### Work to be completed
Without the pictures, return all of the material exactly as written.

### Provided records

········

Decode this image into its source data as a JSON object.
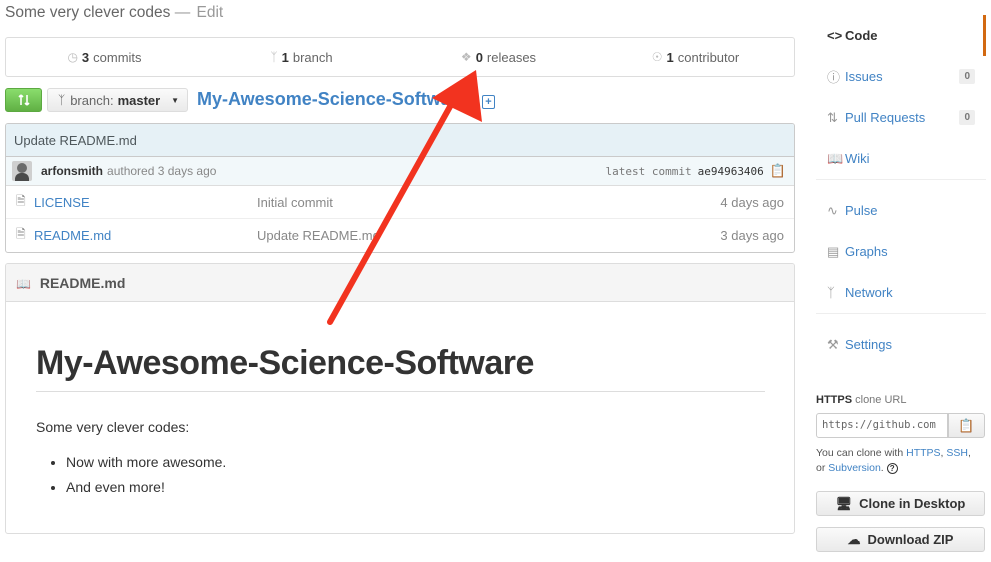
{
  "description": {
    "text": "Some very clever codes",
    "separator": "—",
    "edit": "Edit"
  },
  "summary": {
    "commits": {
      "count": "3",
      "label": "commits",
      "icon": "history-icon"
    },
    "branches": {
      "count": "1",
      "label": "branch",
      "icon": "branch-icon"
    },
    "releases": {
      "count": "0",
      "label": "releases",
      "icon": "tag-icon"
    },
    "contributors": {
      "count": "1",
      "label": "contributor",
      "icon": "organization-icon"
    }
  },
  "toolbar": {
    "compare_icon": "compare-icon",
    "branch_prefix": "branch:",
    "branch_value": "master",
    "repo_name": "My-Awesome-Science-Software",
    "add_file": "+"
  },
  "commit": {
    "message": "Update README.md",
    "author": "arfonsmith",
    "authored": "authored 3 days ago",
    "latest_label": "latest commit",
    "sha": "ae94963406"
  },
  "files": [
    {
      "name": "LICENSE",
      "message": "Initial commit",
      "age": "4 days ago"
    },
    {
      "name": "README.md",
      "message": "Update README.md",
      "age": "3 days ago"
    }
  ],
  "readme": {
    "filename": "README.md",
    "heading": "My-Awesome-Science-Software",
    "paragraph": "Some very clever codes:",
    "list": [
      "Now with more awesome.",
      "And even more!"
    ]
  },
  "nav": {
    "code": "Code",
    "issues": {
      "label": "Issues",
      "count": "0"
    },
    "pull_requests": {
      "label": "Pull Requests",
      "count": "0"
    },
    "wiki": "Wiki",
    "pulse": "Pulse",
    "graphs": "Graphs",
    "network": "Network",
    "settings": "Settings"
  },
  "clone": {
    "protocol": "HTTPS",
    "label_suffix": "clone URL",
    "url": "https://github.com",
    "help_prefix": "You can clone with",
    "https": "HTTPS",
    "ssh": "SSH",
    "or": "or",
    "subversion": "Subversion",
    "help_icon": "?",
    "desktop_button": "Clone in Desktop",
    "zip_button": "Download ZIP"
  },
  "colors": {
    "link": "#4183c4",
    "accent_selected": "#d26911",
    "compare_green": "#60b044",
    "annotation_arrow": "#f2331f"
  }
}
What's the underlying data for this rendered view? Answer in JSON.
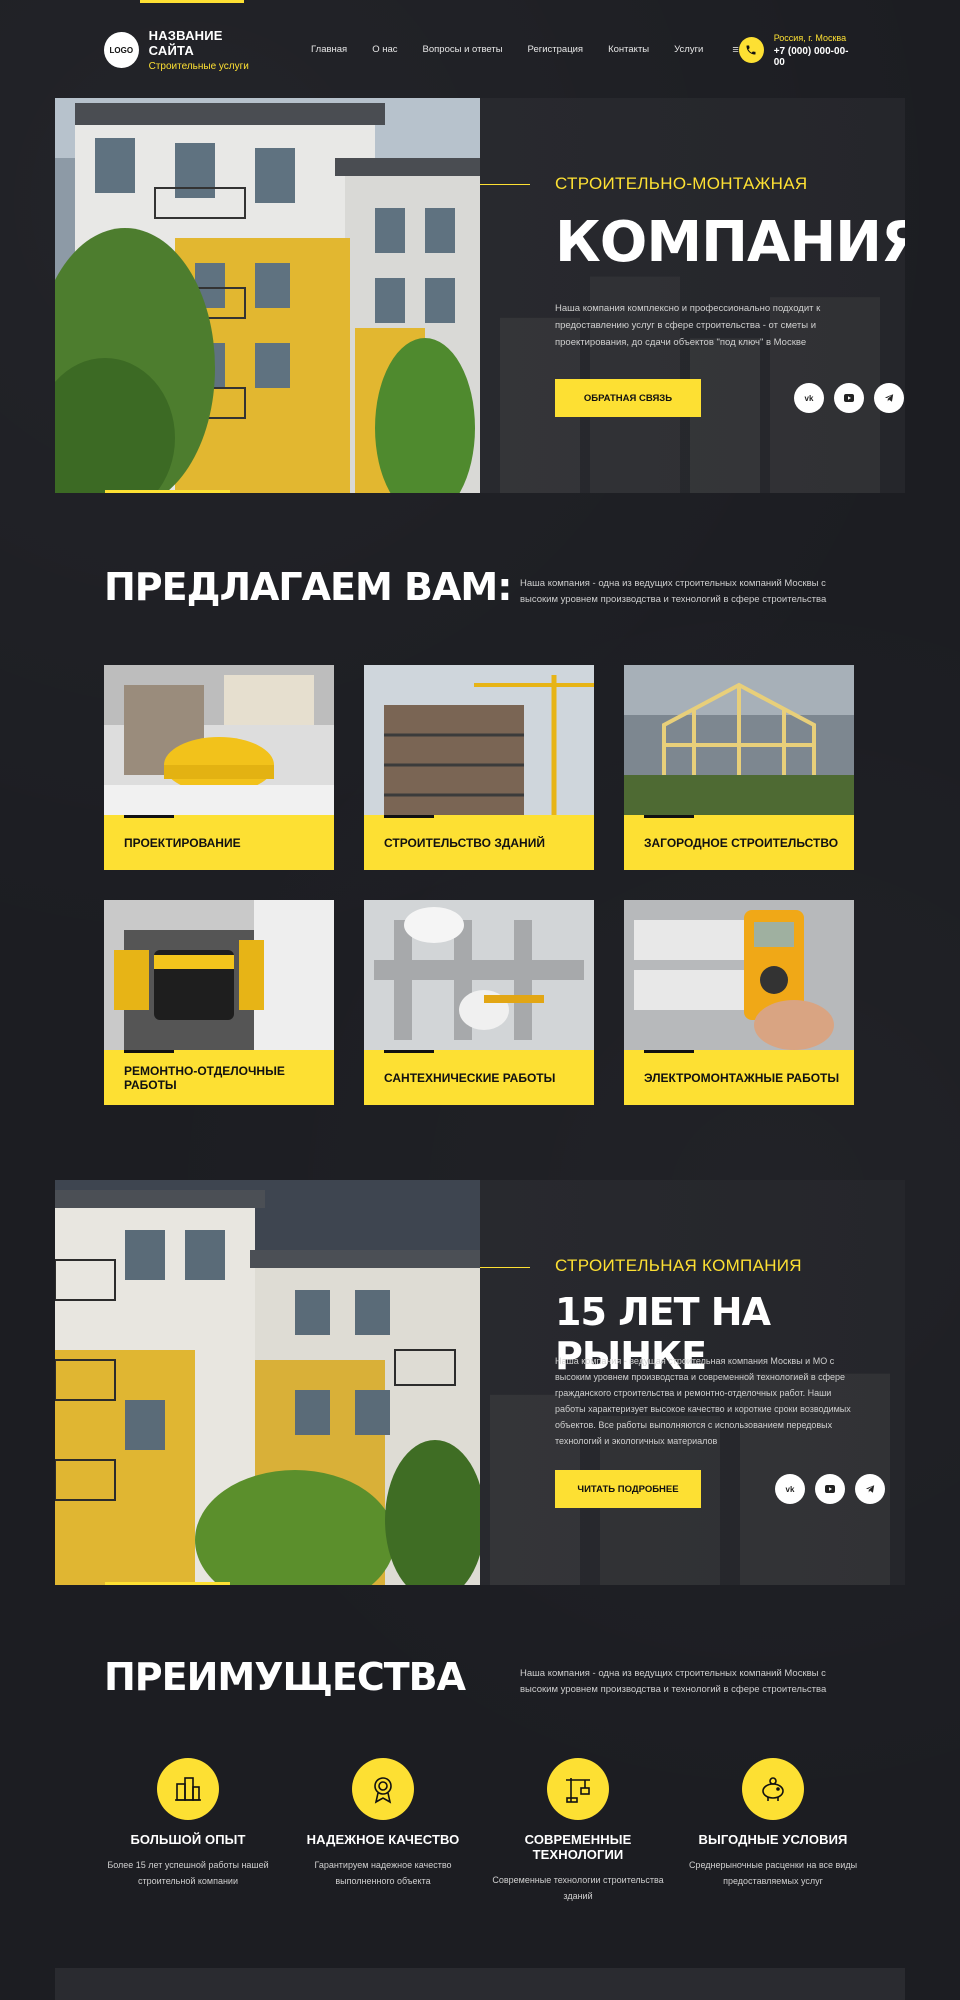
{
  "header": {
    "logo_text": "LOGO",
    "site_name": "НАЗВАНИЕ САЙТА",
    "site_subtitle": "Строительные услуги",
    "nav": [
      "Главная",
      "О нас",
      "Вопросы и ответы",
      "Регистрация",
      "Контакты",
      "Услуги"
    ],
    "nav_more": "≡",
    "region": "Россия, г. Москва",
    "phone": "+7 (000) 000-00-00"
  },
  "hero": {
    "pretitle": "СТРОИТЕЛЬНО-МОНТАЖНАЯ",
    "title": "КОМПАНИЯ",
    "text": "Наша компания комплексно и профессионально подходит к предоставлению услуг в сфере строительства - от сметы и проектирования, до сдачи объектов \"под ключ\" в Москве",
    "button": "ОБРАТНАЯ СВЯЗЬ",
    "socials": [
      "vk-icon",
      "youtube-icon",
      "telegram-icon"
    ]
  },
  "offer": {
    "title": "ПРЕДЛАГАЕМ ВАМ:",
    "text": "Наша компания - одна из ведущих строительных компаний Москвы с высоким уровнем производства и технологий в сфере строительства",
    "cards": [
      "ПРОЕКТИРОВАНИЕ",
      "СТРОИТЕЛЬСТВО ЗДАНИЙ",
      "ЗАГОРОДНОЕ СТРОИТЕЛЬСТВО",
      "РЕМОНТНО-ОТДЕЛОЧНЫЕ РАБОТЫ",
      "САНТЕХНИЧЕСКИЕ РАБОТЫ",
      "ЭЛЕКТРОМОНТАЖНЫЕ РАБОТЫ"
    ]
  },
  "about": {
    "pretitle": "СТРОИТЕЛЬНАЯ КОМПАНИЯ",
    "title": "15 ЛЕТ НА РЫНКЕ",
    "text": "Наша компания - ведущая строительная компания Москвы и МО с высоким уровнем производства и современной технологией в сфере гражданского строительства и ремонтно-отделочных работ. Наши работы характеризует высокое качество и короткие сроки возводимых объектов. Все работы выполняются с использованием передовых технологий и экологичных материалов",
    "button": "ЧИТАТЬ ПОДРОБНЕЕ"
  },
  "advantages": {
    "title": "ПРЕИМУЩЕСТВА",
    "text": "Наша компания - одна из ведущих строительных компаний Москвы с высоким уровнем производства и технологий в сфере строительства",
    "items": [
      {
        "title": "БОЛЬШОЙ ОПЫТ",
        "text": "Более 15 лет успешной работы нашей строительной компании",
        "icon": "buildings-icon"
      },
      {
        "title": "НАДЕЖНОЕ КАЧЕСТВО",
        "text": "Гарантируем надежное качество выполненного объекта",
        "icon": "award-icon"
      },
      {
        "title": "СОВРЕМЕННЫЕ ТЕХНОЛОГИИ",
        "text": "Современные технологии строительства зданий",
        "icon": "crane-icon"
      },
      {
        "title": "ВЫГОДНЫЕ УСЛОВИЯ",
        "text": "Среднерыночные расценки на все виды предоставляемых услуг",
        "icon": "piggy-bank-icon"
      }
    ]
  },
  "colors": {
    "accent": "#fde033",
    "background": "#1c1d22",
    "panel": "#2a2b30"
  }
}
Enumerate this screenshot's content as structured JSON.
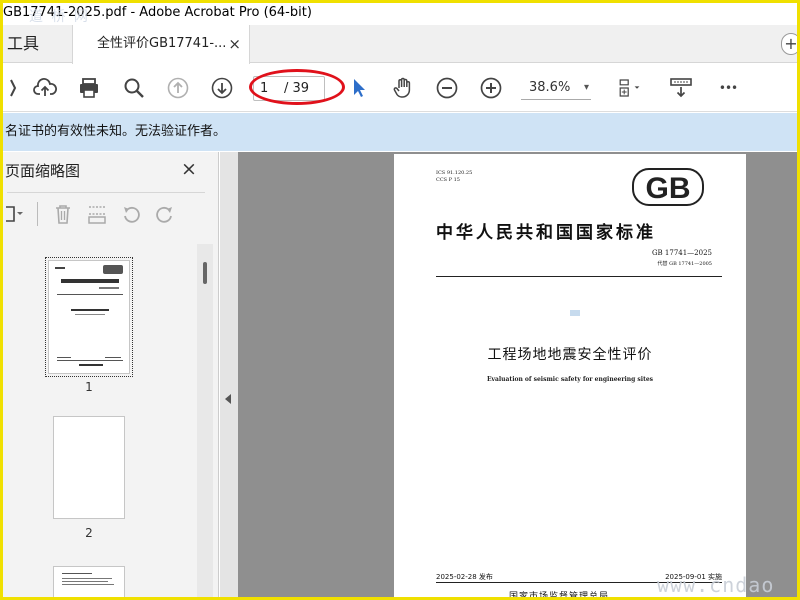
{
  "window": {
    "title": "GB17741-2025.pdf - Adobe Acrobat Pro (64-bit)",
    "watermark_top": "道 桥 网"
  },
  "tabs": {
    "tools_label": "工具",
    "doc_tab_label": "全性评价GB17741-...",
    "close_glyph": "×",
    "add_glyph": "+"
  },
  "toolbar": {
    "current_page": "1",
    "total_pages": "/ 39",
    "zoom": "38.6%",
    "caret": "▾",
    "more_glyph": "•••"
  },
  "infobar": {
    "message": "名证书的有效性未知。无法验证作者。"
  },
  "sidebar": {
    "title": "页面缩略图",
    "close_glyph": "×",
    "thumbnails": [
      {
        "label": "1"
      },
      {
        "label": "2"
      }
    ]
  },
  "document": {
    "ics": "ICS 91.120.25",
    "ccs": "CCS P 15",
    "logo_text": "GB",
    "standard_title": "中华人民共和国国家标准",
    "std_number": "GB 17741—2025",
    "replaces": "代替 GB 17741—2005",
    "title_cn": "工程场地地震安全性评价",
    "title_en": "Evaluation of seismic safety for engineering sites",
    "publish_date": "2025-02-28 发布",
    "implement_date": "2025-09-01 实施",
    "issuer": "国家市场监督管理总局"
  },
  "watermark_bottom": "www.cndao"
}
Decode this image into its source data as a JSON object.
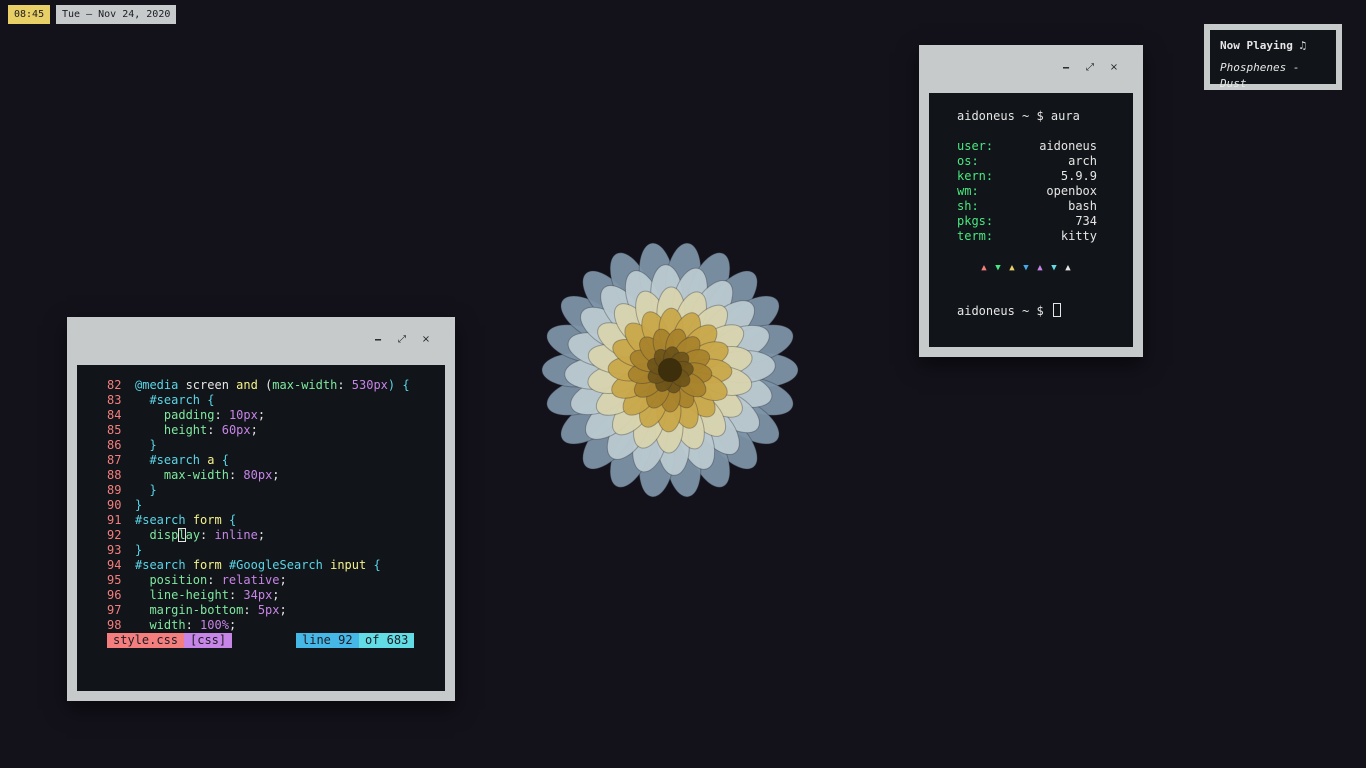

········

### Exercise answer
Decode this image into its source data as a JSON object.
{
  "description": {
    "text": "Some very clever codes",
    "separator": "—",
    "edit": "Edit"
  },
  "summary": {
    "commits": {
      "count": "3",
      "label": "commits",
      "icon": "history-icon"
    },
    "branches": {
      "count": "1",
      "label": "branch",
      "icon": "branch-icon"
    },
    "releases": {
      "count": "0",
      "label": "releases",
      "icon": "tag-icon"
    },
    "contributors": {
      "count": "1",
      "label": "contributor",
      "icon": "organization-icon"
    }
  },
  "toolbar": {
    "compare_icon": "compare-icon",
    "branch_prefix": "branch:",
    "branch_value": "master",
    "repo_name": "My-Awesome-Science-Software",
    "add_file": "+"
  },
  "commit": {
    "message": "Update README.md",
    "author": "arfonsmith",
    "authored": "authored 3 days ago",
    "latest_label": "latest commit",
    "sha": "ae94963406"
  },
  "files": [
    {
      "name": "LICENSE",
      "message": "Initial commit",
      "age": "4 days ago"
    },
    {
      "name": "README.md",
      "message": "Update README.md",
      "age": "3 days ago"
    }
  ],
  "readme": {
    "filename": "README.md",
    "heading": "My-Awesome-Science-Software",
    "paragraph": "Some very clever codes:",
    "list": [
      "Now with more awesome.",
      "And even more!"
    ]
  },
  "nav": {
    "code": "Code",
    "issues": {
      "label": "Issues",
      "count": "0"
    },
    "pull_requests": {
      "label": "Pull Requests",
      "count": "0"
    },
    "wiki": "Wiki",
    "pulse": "Pulse",
    "graphs": "Graphs",
    "network": "Network",
    "settings": "Settings"
  },
  "clone": {
    "protocol": "HTTPS",
    "label_suffix": "clone URL",
    "url": "https://github.com",
    "help_prefix": "You can clone with",
    "https": "HTTPS",
    "ssh": "SSH",
    "or": "or",
    "subversion": "Subversion",
    "help_icon": "?",
    "desktop_button": "Clone in Desktop",
    "zip_button": "Download ZIP"
  },
  "colors": {
    "link": "#4183c4",
    "accent_selected": "#d26911",
    "compare_green": "#60b044",
    "annotation_arrow": "#f2331f"
  }
}
What's the underlying data for this rendered view? Answer in JSON.
{
  "header": {
    "logo_text": "LOGO",
    "site_name": "НАЗВАНИЕ САЙТА",
    "site_subtitle": "Строительные услуги",
    "nav": [
      "Главная",
      "О нас",
      "Вопросы и ответы",
      "Регистрация",
      "Контакты",
      "Услуги"
    ],
    "nav_more": "≡",
    "region": "Россия, г. Москва",
    "phone": "+7 (000) 000-00-00"
  },
  "hero": {
    "pretitle": "СТРОИТЕЛЬНО-МОНТАЖНАЯ",
    "title": "КОМПАНИЯ",
    "text": "Наша компания комплексно и профессионально подходит к предоставлению услуг в сфере строительства - от сметы и проектирования, до сдачи объектов \"под ключ\" в Москве",
    "button": "ОБРАТНАЯ СВЯЗЬ",
    "socials": [
      "vk-icon",
      "youtube-icon",
      "telegram-icon"
    ]
  },
  "offer": {
    "title": "ПРЕДЛАГАЕМ ВАМ:",
    "text": "Наша компания - одна из ведущих строительных компаний Москвы с высоким уровнем производства и технологий в сфере строительства",
    "cards": [
      "ПРОЕКТИРОВАНИЕ",
      "СТРОИТЕЛЬСТВО ЗДАНИЙ",
      "ЗАГОРОДНОЕ СТРОИТЕЛЬСТВО",
      "РЕМОНТНО-ОТДЕЛОЧНЫЕ РАБОТЫ",
      "САНТЕХНИЧЕСКИЕ РАБОТЫ",
      "ЭЛЕКТРОМОНТАЖНЫЕ РАБОТЫ"
    ]
  },
  "about": {
    "pretitle": "СТРОИТЕЛЬНАЯ КОМПАНИЯ",
    "title": "15 ЛЕТ НА РЫНКЕ",
    "text": "Наша компания - ведущая строительная компания Москвы и МО с высоким уровнем производства и современной технологией в сфере гражданского строительства и ремонтно-отделочных работ. Наши работы характеризует высокое качество и короткие сроки возводимых объектов. Все работы выполняются с использованием передовых технологий и экологичных материалов",
    "button": "ЧИТАТЬ ПОДРОБНЕЕ"
  },
  "advantages": {
    "title": "ПРЕИМУЩЕСТВА",
    "text": "Наша компания - одна из ведущих строительных компаний Москвы с высоким уровнем производства и технологий в сфере строительства",
    "items": [
      {
        "title": "БОЛЬШОЙ ОПЫТ",
        "text": "Более 15 лет успешной работы нашей строительной компании",
        "icon": "buildings-icon"
      },
      {
        "title": "НАДЕЖНОЕ КАЧЕСТВО",
        "text": "Гарантируем надежное качество выполненного объекта",
        "icon": "award-icon"
      },
      {
        "title": "СОВРЕМЕННЫЕ ТЕХНОЛОГИИ",
        "text": "Современные технологии строительства зданий",
        "icon": "crane-icon"
      },
      {
        "title": "ВЫГОДНЫЕ УСЛОВИЯ",
        "text": "Среднерыночные расценки на все виды предоставляемых услуг",
        "icon": "piggy-bank-icon"
      }
    ]
  },
  "colors": {
    "accent": "#fde033",
    "background": "#1c1d22",
    "panel": "#2a2b30"
  }
}
Enumerate this screenshot's content as structured JSON.
{
  "window": {
    "title": "GB17741-2025.pdf - Adobe Acrobat Pro (64-bit)",
    "watermark_top": "道 桥 网"
  },
  "tabs": {
    "tools_label": "工具",
    "doc_tab_label": "全性评价GB17741-...",
    "close_glyph": "×",
    "add_glyph": "+"
  },
  "toolbar": {
    "current_page": "1",
    "total_pages": "/ 39",
    "zoom": "38.6%",
    "caret": "▾",
    "more_glyph": "•••"
  },
  "infobar": {
    "message": "名证书的有效性未知。无法验证作者。"
  },
  "sidebar": {
    "title": "页面缩略图",
    "close_glyph": "×",
    "thumbnails": [
      {
        "label": "1"
      },
      {
        "label": "2"
      }
    ]
  },
  "document": {
    "ics": "ICS 91.120.25",
    "ccs": "CCS P 15",
    "logo_text": "GB",
    "standard_title": "中华人民共和国国家标准",
    "std_number": "GB 17741—2025",
    "replaces": "代替 GB 17741—2005",
    "title_cn": "工程场地地震安全性评价",
    "title_en": "Evaluation of seismic safety for engineering sites",
    "publish_date": "2025-02-28 发布",
    "implement_date": "2025-09-01 实施",
    "issuer": "国家市场监督管理总局"
  },
  "watermark_bottom": "www.cndao"
}
Decode this image into its source data as a JSON object.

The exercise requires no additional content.